Set exercise
The lines to be copied run from the one containing "Output a JSON" to the end of the material below; reproduce them exactly, including both ends, and nothing more.

Supplied entries

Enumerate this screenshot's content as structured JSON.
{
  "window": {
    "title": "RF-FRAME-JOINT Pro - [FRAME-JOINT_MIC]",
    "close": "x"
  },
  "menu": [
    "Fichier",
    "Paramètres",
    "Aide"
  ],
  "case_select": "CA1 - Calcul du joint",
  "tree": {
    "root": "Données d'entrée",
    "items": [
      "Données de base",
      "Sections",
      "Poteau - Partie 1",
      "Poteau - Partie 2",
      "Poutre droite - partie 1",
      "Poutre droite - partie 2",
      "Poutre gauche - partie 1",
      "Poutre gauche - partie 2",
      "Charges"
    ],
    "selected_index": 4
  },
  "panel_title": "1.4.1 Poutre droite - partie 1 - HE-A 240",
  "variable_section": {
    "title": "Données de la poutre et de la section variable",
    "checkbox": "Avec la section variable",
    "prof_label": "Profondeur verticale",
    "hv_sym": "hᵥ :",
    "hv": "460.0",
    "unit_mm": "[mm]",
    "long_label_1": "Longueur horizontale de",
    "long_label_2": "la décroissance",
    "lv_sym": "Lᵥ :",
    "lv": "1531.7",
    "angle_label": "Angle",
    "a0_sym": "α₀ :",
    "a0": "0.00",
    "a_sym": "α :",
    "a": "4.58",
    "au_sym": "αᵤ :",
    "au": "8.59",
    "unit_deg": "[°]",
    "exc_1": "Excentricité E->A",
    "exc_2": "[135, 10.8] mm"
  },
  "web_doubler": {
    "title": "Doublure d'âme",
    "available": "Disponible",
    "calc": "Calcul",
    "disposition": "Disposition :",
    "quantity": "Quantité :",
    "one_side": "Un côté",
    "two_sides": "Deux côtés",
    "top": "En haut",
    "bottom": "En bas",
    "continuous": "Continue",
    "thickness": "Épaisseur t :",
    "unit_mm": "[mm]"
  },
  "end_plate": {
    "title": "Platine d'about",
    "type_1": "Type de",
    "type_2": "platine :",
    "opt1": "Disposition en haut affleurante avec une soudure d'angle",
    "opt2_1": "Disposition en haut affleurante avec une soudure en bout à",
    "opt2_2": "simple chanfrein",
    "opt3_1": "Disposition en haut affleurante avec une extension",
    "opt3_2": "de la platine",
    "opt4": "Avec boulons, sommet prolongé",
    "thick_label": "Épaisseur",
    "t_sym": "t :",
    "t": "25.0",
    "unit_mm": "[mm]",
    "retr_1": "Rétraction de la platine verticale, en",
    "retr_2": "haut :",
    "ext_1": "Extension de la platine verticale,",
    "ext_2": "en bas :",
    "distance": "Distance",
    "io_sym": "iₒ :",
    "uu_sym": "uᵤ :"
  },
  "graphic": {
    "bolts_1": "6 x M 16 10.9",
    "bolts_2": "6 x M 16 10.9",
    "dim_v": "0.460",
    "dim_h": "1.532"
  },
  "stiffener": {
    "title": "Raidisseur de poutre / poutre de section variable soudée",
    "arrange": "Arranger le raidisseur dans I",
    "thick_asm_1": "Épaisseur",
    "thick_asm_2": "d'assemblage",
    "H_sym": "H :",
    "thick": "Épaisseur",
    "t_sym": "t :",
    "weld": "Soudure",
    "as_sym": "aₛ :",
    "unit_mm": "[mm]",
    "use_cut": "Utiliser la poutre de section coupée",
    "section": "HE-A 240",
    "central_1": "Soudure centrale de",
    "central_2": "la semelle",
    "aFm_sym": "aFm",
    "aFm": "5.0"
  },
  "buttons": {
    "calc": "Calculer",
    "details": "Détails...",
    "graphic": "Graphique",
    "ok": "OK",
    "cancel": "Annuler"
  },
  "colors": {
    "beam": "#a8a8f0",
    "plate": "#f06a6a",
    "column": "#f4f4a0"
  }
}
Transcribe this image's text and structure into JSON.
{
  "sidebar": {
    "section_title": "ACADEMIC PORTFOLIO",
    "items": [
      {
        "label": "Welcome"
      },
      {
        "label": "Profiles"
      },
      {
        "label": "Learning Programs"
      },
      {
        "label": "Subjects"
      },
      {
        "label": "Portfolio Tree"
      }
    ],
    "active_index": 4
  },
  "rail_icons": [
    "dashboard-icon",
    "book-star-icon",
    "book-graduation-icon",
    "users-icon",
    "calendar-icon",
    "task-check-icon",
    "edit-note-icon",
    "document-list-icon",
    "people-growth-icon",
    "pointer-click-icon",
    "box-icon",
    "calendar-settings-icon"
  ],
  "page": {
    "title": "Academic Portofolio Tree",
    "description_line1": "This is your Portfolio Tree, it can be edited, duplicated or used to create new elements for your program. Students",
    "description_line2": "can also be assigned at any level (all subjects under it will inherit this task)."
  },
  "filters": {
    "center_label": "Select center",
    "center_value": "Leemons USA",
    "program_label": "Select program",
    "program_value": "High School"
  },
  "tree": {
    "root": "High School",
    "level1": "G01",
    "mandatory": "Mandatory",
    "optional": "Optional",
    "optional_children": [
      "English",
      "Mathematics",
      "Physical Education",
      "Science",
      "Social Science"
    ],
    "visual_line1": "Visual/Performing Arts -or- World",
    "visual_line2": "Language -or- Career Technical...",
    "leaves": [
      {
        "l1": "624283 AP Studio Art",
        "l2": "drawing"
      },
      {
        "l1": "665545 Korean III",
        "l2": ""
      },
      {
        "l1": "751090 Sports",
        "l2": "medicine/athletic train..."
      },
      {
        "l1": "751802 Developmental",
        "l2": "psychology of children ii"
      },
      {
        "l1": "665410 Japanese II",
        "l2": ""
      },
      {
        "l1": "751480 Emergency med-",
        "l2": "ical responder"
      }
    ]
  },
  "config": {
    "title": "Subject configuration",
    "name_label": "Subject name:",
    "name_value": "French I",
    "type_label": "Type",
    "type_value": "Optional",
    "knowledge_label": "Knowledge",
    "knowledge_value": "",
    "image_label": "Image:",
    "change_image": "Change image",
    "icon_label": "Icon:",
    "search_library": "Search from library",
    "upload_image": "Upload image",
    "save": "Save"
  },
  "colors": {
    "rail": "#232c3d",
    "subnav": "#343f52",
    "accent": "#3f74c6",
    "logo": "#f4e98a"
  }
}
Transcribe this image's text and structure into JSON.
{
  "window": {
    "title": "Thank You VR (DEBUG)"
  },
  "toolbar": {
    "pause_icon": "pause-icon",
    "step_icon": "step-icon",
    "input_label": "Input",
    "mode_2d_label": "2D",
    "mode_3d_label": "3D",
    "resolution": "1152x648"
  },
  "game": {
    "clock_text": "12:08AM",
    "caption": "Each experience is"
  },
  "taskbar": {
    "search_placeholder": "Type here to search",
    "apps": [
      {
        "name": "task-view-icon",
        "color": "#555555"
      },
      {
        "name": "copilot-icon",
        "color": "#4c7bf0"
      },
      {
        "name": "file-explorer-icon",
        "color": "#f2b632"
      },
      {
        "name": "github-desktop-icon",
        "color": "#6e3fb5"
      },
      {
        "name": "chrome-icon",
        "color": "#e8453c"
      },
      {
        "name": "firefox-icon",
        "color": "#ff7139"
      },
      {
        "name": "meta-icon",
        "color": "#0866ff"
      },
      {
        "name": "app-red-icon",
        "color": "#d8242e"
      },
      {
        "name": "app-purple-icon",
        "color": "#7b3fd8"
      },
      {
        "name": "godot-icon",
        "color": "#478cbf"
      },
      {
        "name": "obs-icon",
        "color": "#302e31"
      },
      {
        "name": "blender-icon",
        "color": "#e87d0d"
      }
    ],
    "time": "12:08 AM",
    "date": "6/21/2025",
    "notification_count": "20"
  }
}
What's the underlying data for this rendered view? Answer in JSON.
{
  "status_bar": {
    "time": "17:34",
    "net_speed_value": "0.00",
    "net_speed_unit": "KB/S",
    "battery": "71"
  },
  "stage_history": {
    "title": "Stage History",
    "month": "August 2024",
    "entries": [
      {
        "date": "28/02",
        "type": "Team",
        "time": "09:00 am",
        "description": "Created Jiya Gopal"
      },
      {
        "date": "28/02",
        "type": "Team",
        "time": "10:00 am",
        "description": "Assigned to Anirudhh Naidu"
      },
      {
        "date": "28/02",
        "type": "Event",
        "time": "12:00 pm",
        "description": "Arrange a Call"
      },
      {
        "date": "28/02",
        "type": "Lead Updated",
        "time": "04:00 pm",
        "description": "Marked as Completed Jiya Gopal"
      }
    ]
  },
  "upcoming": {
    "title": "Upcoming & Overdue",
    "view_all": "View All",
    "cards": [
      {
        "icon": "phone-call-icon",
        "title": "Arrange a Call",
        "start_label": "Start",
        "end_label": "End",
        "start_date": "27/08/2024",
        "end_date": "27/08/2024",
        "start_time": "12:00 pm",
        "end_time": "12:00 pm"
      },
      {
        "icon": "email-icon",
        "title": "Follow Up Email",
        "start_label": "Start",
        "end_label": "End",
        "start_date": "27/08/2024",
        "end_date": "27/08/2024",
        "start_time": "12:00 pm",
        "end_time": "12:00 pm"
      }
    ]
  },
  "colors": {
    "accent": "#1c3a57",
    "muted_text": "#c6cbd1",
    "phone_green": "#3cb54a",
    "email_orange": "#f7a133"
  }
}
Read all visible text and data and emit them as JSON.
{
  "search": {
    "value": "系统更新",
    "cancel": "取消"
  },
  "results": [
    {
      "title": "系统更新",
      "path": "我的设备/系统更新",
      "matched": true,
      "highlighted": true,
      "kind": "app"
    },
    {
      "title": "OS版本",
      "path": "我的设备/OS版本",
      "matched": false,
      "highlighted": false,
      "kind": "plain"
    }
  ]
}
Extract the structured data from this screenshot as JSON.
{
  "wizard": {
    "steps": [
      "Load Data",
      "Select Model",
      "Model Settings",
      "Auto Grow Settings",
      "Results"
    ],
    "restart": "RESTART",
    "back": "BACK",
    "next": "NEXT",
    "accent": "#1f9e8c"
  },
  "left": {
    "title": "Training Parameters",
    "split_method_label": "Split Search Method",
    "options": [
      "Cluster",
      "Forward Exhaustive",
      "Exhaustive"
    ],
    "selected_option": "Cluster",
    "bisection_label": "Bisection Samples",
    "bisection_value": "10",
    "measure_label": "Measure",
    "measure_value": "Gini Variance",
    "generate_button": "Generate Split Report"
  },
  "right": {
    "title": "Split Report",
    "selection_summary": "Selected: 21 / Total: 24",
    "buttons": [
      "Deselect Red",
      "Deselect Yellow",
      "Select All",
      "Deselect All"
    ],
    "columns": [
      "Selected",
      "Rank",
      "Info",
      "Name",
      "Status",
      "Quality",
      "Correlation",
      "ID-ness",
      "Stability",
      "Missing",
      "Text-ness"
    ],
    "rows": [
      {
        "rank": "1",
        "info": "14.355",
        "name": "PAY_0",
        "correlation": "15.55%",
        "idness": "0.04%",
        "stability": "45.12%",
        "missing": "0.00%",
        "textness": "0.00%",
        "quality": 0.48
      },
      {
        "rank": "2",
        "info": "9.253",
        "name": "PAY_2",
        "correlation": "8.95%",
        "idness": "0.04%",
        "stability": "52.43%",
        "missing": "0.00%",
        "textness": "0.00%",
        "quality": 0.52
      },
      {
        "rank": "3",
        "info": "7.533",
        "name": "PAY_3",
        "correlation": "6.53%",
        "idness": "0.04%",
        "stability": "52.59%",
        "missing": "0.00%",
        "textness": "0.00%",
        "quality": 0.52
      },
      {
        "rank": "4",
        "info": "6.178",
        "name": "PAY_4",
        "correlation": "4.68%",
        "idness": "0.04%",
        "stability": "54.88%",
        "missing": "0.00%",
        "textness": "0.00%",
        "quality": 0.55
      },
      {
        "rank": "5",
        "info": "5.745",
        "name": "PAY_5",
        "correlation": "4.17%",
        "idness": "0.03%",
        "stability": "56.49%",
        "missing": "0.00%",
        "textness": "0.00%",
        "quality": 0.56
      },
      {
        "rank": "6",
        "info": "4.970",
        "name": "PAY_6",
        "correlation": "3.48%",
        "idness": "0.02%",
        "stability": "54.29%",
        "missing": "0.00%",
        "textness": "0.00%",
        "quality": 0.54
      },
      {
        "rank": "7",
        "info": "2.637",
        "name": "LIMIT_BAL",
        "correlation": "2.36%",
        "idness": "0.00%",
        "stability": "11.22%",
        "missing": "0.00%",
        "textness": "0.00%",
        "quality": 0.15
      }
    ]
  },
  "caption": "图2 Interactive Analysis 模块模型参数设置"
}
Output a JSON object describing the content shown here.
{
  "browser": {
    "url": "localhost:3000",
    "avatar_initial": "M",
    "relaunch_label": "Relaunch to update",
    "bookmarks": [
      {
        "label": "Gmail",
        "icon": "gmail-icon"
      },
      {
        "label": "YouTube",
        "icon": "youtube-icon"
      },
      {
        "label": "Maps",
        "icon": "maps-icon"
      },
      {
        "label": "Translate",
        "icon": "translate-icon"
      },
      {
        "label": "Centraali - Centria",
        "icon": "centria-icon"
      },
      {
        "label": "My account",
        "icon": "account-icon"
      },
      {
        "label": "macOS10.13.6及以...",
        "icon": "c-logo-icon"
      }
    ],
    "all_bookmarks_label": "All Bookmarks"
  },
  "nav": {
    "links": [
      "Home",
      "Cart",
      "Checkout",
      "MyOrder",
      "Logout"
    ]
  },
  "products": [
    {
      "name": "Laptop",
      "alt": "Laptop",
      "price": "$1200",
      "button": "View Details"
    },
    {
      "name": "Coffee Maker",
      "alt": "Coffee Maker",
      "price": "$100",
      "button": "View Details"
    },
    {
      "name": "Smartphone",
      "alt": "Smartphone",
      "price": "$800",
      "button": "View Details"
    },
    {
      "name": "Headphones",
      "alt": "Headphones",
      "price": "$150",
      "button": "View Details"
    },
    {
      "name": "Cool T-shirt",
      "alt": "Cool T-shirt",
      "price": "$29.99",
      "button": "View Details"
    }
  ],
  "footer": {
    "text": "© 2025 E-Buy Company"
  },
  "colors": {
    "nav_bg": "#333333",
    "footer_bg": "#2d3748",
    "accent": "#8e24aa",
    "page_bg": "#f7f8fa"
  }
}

Task solution
Output a JSON object describing the content shown here.
{
  "browser": {
    "url": "localhost:3000",
    "avatar_initial": "M",
    "relaunch_label": "Relaunch to update",
    "bookmarks": [
      {
        "label": "Gmail",
        "icon": "gmail-icon"
      },
      {
        "label": "YouTube",
        "icon": "youtube-icon"
      },
      {
        "label": "Maps",
        "icon": "maps-icon"
      },
      {
        "label": "Translate",
        "icon": "translate-icon"
      },
      {
        "label": "Centraali - Centria",
        "icon": "centria-icon"
      },
      {
        "label": "My account",
        "icon": "account-icon"
      },
      {
        "label": "macOS10.13.6及以...",
        "icon": "c-logo-icon"
      }
    ],
    "all_bookmarks_label": "All Bookmarks"
  },
  "nav": {
    "links": [
      "Home",
      "Cart",
      "Checkout",
      "MyOrder",
      "Logout"
    ]
  },
  "products": [
    {
      "name": "Laptop",
      "alt": "Laptop",
      "price": "$1200",
      "button": "View Details"
    },
    {
      "name": "Coffee Maker",
      "alt": "Coffee Maker",
      "price": "$100",
      "button": "View Details"
    },
    {
      "name": "Smartphone",
      "alt": "Smartphone",
      "price": "$800",
      "button": "View Details"
    },
    {
      "name": "Headphones",
      "alt": "Headphones",
      "price": "$150",
      "button": "View Details"
    },
    {
      "name": "Cool T-shirt",
      "alt": "Cool T-shirt",
      "price": "$29.99",
      "button": "View Details"
    }
  ],
  "footer": {
    "text": "© 2025 E-Buy Company"
  },
  "colors": {
    "nav_bg": "#333333",
    "footer_bg": "#2d3748",
    "accent": "#8e24aa",
    "page_bg": "#f7f8fa"
  }
}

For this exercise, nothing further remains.